[START DATA FOR THIS TASK]

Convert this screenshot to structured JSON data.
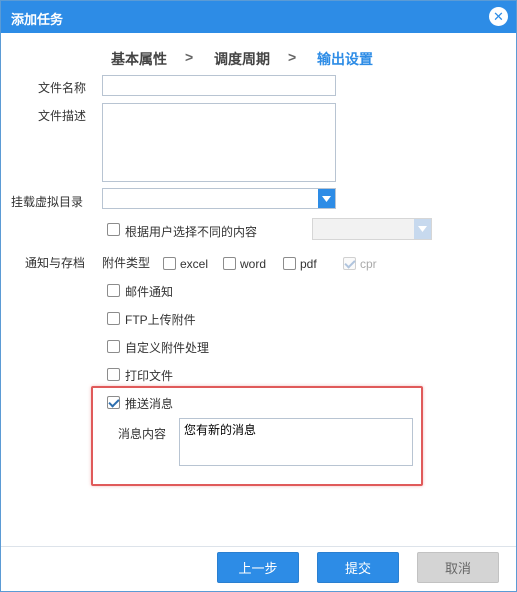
{
  "dialog": {
    "title": "添加任务",
    "close_icon": "close-icon"
  },
  "steps": {
    "step1": "基本属性",
    "sep1": ">",
    "step2": "调度周期",
    "sep2": ">",
    "step3": "输出设置"
  },
  "form": {
    "file_name_label": "文件名称",
    "file_name_value": "",
    "file_desc_label": "文件描述",
    "file_desc_value": "",
    "mount_dir_label": "挂载虚拟目录",
    "mount_dir_value": "",
    "by_user_choice_label": "根据用户选择不同的内容",
    "notify_label": "通知与存档",
    "attachment_type_label": "附件类型",
    "attach_excel": "excel",
    "attach_word": "word",
    "attach_pdf": "pdf",
    "attach_cpr": "cpr",
    "mail_notify": "邮件通知",
    "ftp_upload": "FTP上传附件",
    "custom_attach": "自定义附件处理",
    "print_file": "打印文件",
    "push_message": "推送消息",
    "message_content_label": "消息内容",
    "message_content_value": "您有新的消息"
  },
  "footer": {
    "prev_label": "上一步",
    "submit_label": "提交",
    "cancel_label": "取消"
  },
  "colors": {
    "accent": "#2d8ce6",
    "highlight_border": "#e05a5a"
  }
}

[END DATA FOR THIS TASK]

## [AIM OF THE TASK]
Transcribe all of the entries word for word, but skip any pictures they contain.

## [ANSWER FOR THE TASK]
Convert this screenshot to structured JSON data.
{
  "dialog": {
    "title": "添加任务",
    "close_icon": "close-icon"
  },
  "steps": {
    "step1": "基本属性",
    "sep1": ">",
    "step2": "调度周期",
    "sep2": ">",
    "step3": "输出设置"
  },
  "form": {
    "file_name_label": "文件名称",
    "file_name_value": "",
    "file_desc_label": "文件描述",
    "file_desc_value": "",
    "mount_dir_label": "挂载虚拟目录",
    "mount_dir_value": "",
    "by_user_choice_label": "根据用户选择不同的内容",
    "notify_label": "通知与存档",
    "attachment_type_label": "附件类型",
    "attach_excel": "excel",
    "attach_word": "word",
    "attach_pdf": "pdf",
    "attach_cpr": "cpr",
    "mail_notify": "邮件通知",
    "ftp_upload": "FTP上传附件",
    "custom_attach": "自定义附件处理",
    "print_file": "打印文件",
    "push_message": "推送消息",
    "message_content_label": "消息内容",
    "message_content_value": "您有新的消息"
  },
  "footer": {
    "prev_label": "上一步",
    "submit_label": "提交",
    "cancel_label": "取消"
  },
  "colors": {
    "accent": "#2d8ce6",
    "highlight_border": "#e05a5a"
  }
}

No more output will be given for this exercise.